= Instruções das tarefas =
1 - No trecho sobre a pesquisa com inquéritos policiais, quantas vítimas havia nos 422 casos de homicídio doloso reunidos com os questionários?
2 - Transcreva do trecho sobre a pesquisa com inquéritos policiais a parte que começa em "Os 157 registros" e vai até "itinerário dos dados.", incluindo essas palavras.

= Trecho do texto =
○ ○ ○

Como algumas delegacias apresentaram números relativamente muito pequenos das ocorrências que nos interessavam, incluí-las todas elevaria demasiadamente o número de inquéritos pertinentes à amostra, tornando-a improdutiva. Algumas, portanto, foram agrupadas, respeitando-se a correspondência entre as áreas da cidade sob suas respectivas jurisdições e os espaços definidos pelas RAs. Este primeiro trabalho resultou na construção de uma amostra de 486 inquéritos relativos a homicídios dolosos. Com o preenchimento dos questionários, reunimos 422 casos, envolvendo um total de 500 vítimas. Este número de casos, graças à sua distribuição proporcional pelas delegacias selecionadas, garante o poder indutivo de nossos dados, tornando-se dispensável considerar os 486 inquéritos apontados pelo cálculo amostral. Neste caso específico, a amostra é representativa e tecnicamente adequada, tanto para os inquéritos, quanto para as vítimas.

Os 157 registros de roubos seguidos de morte exigiram estratégia diversa. Sendo pequeno o número, preferimos incluir todos os casos que encontrássemos nas delegacias selecionadas pela amostra referida a homicídios dolosos. Reunimos, adotando este procedimento, 45 casos, que envolvem 49 vítimas (2).

Elaboramos um questionário a partir do exame do modelo de inquérito e de um breve pré-teste. Incluímos três unidades: sobre o inquérito (inclusive o tipo de acusação, homicídio doloso ou roubo seguido de morte); sobre as vítimas, os acusados (ou suspeitos) e as testemunhas; sobre o crime. Para que se entenda o percurso da pesquisa é preciso conhecer o itinerário dos dados.

○ ○ ○

= Material reunido =

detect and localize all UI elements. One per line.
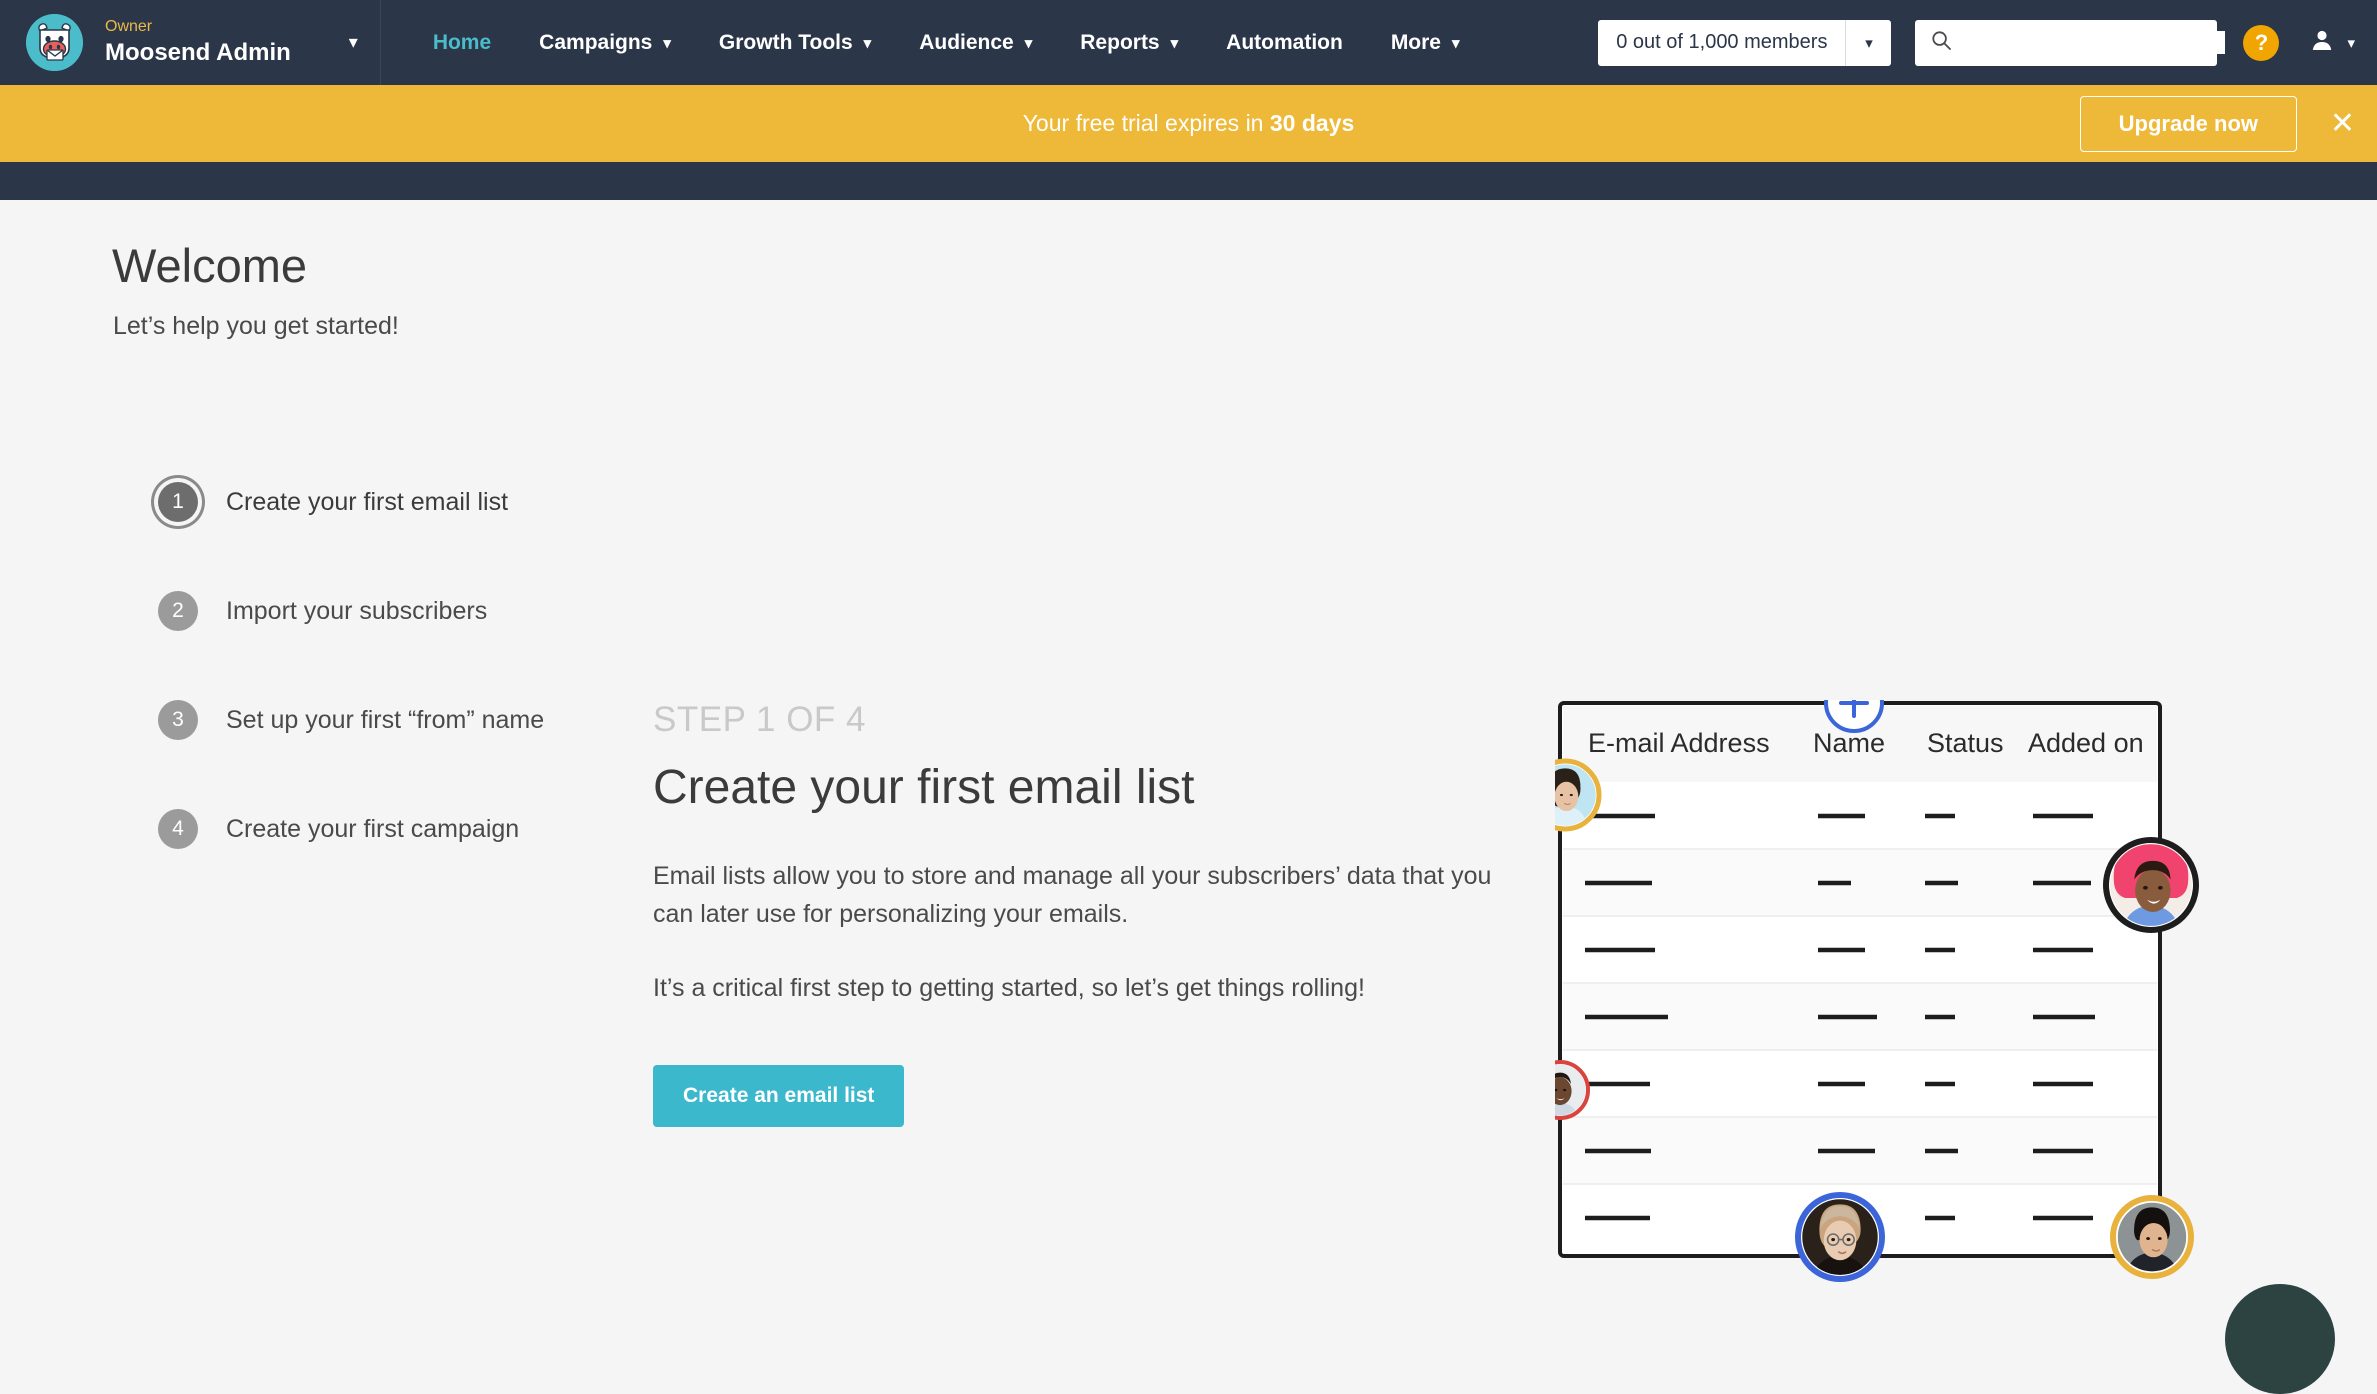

○ ○ ○

= Respostas =
1 - 500 vítimas.

2 -
Os 157 registros de roubos seguidos de morte exigiram estratégia diversa. Sendo pequeno o número, preferimos incluir todos os casos que encontrássemos nas delegacias selecionadas pela amostra referida a homicídios dolosos. Reunimos, adotando este procedimento, 45 casos, que envolvem 49 vítimas (2).

Elaboramos um questionário a partir do exame do modelo de inquérito e de um breve pré-teste. Incluímos três unidades: sobre o inquérito (inclusive o tipo de acusação, homicídio doloso ou roubo seguido de morte); sobre as vítimas, os acusados (ou suspeitos) e as testemunhas; sobre o crime. Para que se entenda o percurso da pesquisa é preciso conhecer o itinerário dos dados.